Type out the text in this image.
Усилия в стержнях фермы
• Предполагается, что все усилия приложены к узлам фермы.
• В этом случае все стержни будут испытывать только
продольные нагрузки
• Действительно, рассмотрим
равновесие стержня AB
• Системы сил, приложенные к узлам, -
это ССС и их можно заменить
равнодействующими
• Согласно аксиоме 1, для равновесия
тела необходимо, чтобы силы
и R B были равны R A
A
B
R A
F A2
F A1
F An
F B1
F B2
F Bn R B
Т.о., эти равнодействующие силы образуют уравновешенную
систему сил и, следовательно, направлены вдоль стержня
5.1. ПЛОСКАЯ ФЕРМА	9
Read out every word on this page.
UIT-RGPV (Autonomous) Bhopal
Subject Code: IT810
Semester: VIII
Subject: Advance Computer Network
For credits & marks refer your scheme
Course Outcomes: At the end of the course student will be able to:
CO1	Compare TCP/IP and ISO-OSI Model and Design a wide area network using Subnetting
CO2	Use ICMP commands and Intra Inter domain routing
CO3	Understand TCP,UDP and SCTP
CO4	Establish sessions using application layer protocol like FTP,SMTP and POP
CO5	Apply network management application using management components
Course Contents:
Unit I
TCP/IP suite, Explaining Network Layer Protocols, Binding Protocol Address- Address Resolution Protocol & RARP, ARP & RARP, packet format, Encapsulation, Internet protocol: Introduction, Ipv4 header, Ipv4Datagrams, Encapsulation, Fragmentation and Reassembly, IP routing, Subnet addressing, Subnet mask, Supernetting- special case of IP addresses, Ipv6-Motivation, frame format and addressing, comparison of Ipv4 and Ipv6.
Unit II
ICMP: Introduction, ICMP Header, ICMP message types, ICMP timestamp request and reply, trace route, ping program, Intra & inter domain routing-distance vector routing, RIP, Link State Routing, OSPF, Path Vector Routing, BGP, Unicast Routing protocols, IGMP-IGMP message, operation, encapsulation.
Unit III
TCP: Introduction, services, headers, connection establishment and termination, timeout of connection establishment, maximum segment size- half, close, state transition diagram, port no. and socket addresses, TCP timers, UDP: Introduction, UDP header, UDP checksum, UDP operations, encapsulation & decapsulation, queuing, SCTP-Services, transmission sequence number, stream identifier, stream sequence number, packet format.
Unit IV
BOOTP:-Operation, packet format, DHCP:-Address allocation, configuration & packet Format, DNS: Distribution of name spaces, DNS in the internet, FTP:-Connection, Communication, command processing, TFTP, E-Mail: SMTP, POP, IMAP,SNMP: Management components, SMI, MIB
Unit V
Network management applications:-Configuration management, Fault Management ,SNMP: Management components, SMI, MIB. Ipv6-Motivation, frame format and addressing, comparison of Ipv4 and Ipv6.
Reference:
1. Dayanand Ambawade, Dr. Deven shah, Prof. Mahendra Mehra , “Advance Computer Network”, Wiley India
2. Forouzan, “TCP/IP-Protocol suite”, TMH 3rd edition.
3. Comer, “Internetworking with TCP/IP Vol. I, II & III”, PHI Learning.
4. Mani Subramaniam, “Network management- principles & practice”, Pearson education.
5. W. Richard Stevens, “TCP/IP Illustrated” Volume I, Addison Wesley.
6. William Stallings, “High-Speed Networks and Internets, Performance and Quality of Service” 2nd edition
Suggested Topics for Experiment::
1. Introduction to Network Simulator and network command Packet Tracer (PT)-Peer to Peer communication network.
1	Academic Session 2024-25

☆ ☆ ☆

EXERCISE: Using the listing above, retype each line exactly.

THE RESPONSE:
Type out the text in this image.
Усилия в стержнях фермы
• Предполагается, что все усилия приложены к узлам фермы.
• В этом случае все стержни будут испытывать только
продольные нагрузки
• Действительно, рассмотрим
равновесие стержня AB
• Системы сил, приложенные к узлам, -
это ССС и их можно заменить
равнодействующими
• Согласно аксиоме 1, для равновесия
тела необходимо, чтобы силы
и R B были равны R A
A
B
R A
F A2
F A1
F An
F B1
F B2
F Bn R B
Т.о., эти равнодействующие силы образуют уравновешенную
систему сил и, следовательно, направлены вдоль стержня
5.1. ПЛОСКАЯ ФЕРМА	9
Read out every word on this page.
UIT-RGPV (Autonomous) Bhopal
Subject Code: IT810
Semester: VIII
Subject: Advance Computer Network
For credits & marks refer your scheme
Course Outcomes: At the end of the course student will be able to:
CO1	Compare TCP/IP and ISO-OSI Model and Design a wide area network using Subnetting
CO2	Use ICMP commands and Intra Inter domain routing
CO3	Understand TCP,UDP and SCTP
CO4	Establish sessions using application layer protocol like FTP,SMTP and POP
CO5	Apply network management application using management components
Course Contents:
Unit I
TCP/IP suite, Explaining Network Layer Protocols, Binding Protocol Address- Address Resolution Protocol & RARP, ARP & RARP, packet format, Encapsulation, Internet protocol: Introduction, Ipv4 header, Ipv4Datagrams, Encapsulation, Fragmentation and Reassembly, IP routing, Subnet addressing, Subnet mask, Supernetting- special case of IP addresses, Ipv6-Motivation, frame format and addressing, comparison of Ipv4 and Ipv6.
Unit II
ICMP: Introduction, ICMP Header, ICMP message types, ICMP timestamp request and reply, trace route, ping program, Intra & inter domain routing-distance vector routing, RIP, Link State Routing, OSPF, Path Vector Routing, BGP, Unicast Routing protocols, IGMP-IGMP message, operation, encapsulation.
Unit III
TCP: Introduction, services, headers, connection establishment and termination, timeout of connection establishment, maximum segment size- half, close, state transition diagram, port no. and socket addresses, TCP timers, UDP: Introduction, UDP header, UDP checksum, UDP operations, encapsulation & decapsulation, queuing, SCTP-Services, transmission sequence number, stream identifier, stream sequence number, packet format.
Unit IV
BOOTP:-Operation, packet format, DHCP:-Address allocation, configuration & packet Format, DNS: Distribution of name spaces, DNS in the internet, FTP:-Connection, Communication, command processing, TFTP, E-Mail: SMTP, POP, IMAP,SNMP: Management components, SMI, MIB
Unit V
Network management applications:-Configuration management, Fault Management ,SNMP: Management components, SMI, MIB. Ipv6-Motivation, frame format and addressing, comparison of Ipv4 and Ipv6.
Reference:
1. Dayanand Ambawade, Dr. Deven shah, Prof. Mahendra Mehra , “Advance Computer Network”, Wiley India
2. Forouzan, “TCP/IP-Protocol suite”, TMH 3rd edition.
3. Comer, “Internetworking with TCP/IP Vol. I, II & III”, PHI Learning.
4. Mani Subramaniam, “Network management- principles & practice”, Pearson education.
5. W. Richard Stevens, “TCP/IP Illustrated” Volume I, Addison Wesley.
6. William Stallings, “High-Speed Networks and Internets, Performance and Quality of Service” 2nd edition
Suggested Topics for Experiment::
1. Introduction to Network Simulator and network command Packet Tracer (PT)-Peer to Peer communication network.
1	Academic Session 2024-25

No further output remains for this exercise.